— Start of THE RECORDS —
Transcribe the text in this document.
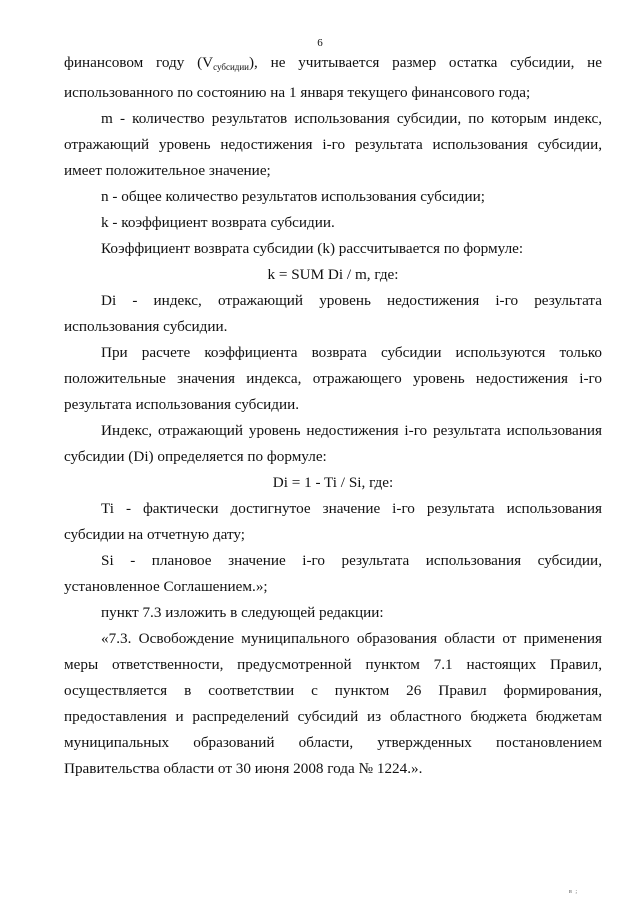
6

финансовом году $(V_{субсидии})$, не учитывается размер остатка субсидии, не использованного по состоянию на 1 января текущего финансового года;

m - количество результатов использования субсидии, по которым индекс, отражающий уровень недостижения i-го результата использования субсидии, имеет положительное значение;

n - общее количество результатов использования субсидии;

k - коэффициент возврата субсидии.

Коэффициент возврата субсидии (k) рассчитывается по формуле:

k = SUM Di / m, где:

Di - индекс, отражающий уровень недостижения i-го результата использования субсидии.

При расчете коэффициента возврата субсидии используются только положительные значения индекса, отражающего уровень недостижения i-го результата использования субсидии.

Индекс, отражающий уровень недостижения i-го результата использования субсидии (Di) определяется по формуле:

Di = 1 - Ti / Si, где:

Ti - фактически достигнутое значение i-го результата использования субсидии на отчетную дату;

Si - плановое значение i-го результата использования субсидии, установленное Соглашением.»;

пункт 7.3 изложить в следующей редакции:

«7.3. Освобождение муниципального образования области от применения меры ответственности, предусмотренной пунктом 7.1 настоящих Правил, осуществляется в соответствии с пунктом 26 Правил формирования, предоставления и распределений субсидий из областного бюджета бюджетам муниципальных образований области, утвержденных постановлением Правительства области от 30 июня 2008 года № 1224.».

в ;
— End of THE RECORDS —
**GIVEN REQUEST:**
Leaving out the pictures, repeat the data above exactly.

**WRITTEN ANSWER:**
Transcribe the text in this document.
6

финансовом году $(V_{субсидии})$, не учитывается размер остатка субсидии, не использованного по состоянию на 1 января текущего финансового года;

m - количество результатов использования субсидии, по которым индекс, отражающий уровень недостижения i-го результата использования субсидии, имеет положительное значение;

n - общее количество результатов использования субсидии;

k - коэффициент возврата субсидии.

Коэффициент возврата субсидии (k) рассчитывается по формуле:

k = SUM Di / m, где:

Di - индекс, отражающий уровень недостижения i-го результата использования субсидии.

При расчете коэффициента возврата субсидии используются только положительные значения индекса, отражающего уровень недостижения i-го результата использования субсидии.

Индекс, отражающий уровень недостижения i-го результата использования субсидии (Di) определяется по формуле:

Di = 1 - Ti / Si, где:

Ti - фактически достигнутое значение i-го результата использования субсидии на отчетную дату;

Si - плановое значение i-го результата использования субсидии, установленное Соглашением.»;

пункт 7.3 изложить в следующей редакции:

«7.3. Освобождение муниципального образования области от применения меры ответственности, предусмотренной пунктом 7.1 настоящих Правил, осуществляется в соответствии с пунктом 26 Правил формирования, предоставления и распределений субсидий из областного бюджета бюджетам муниципальных образований области, утвержденных постановлением Правительства области от 30 июня 2008 года № 1224.».

в ;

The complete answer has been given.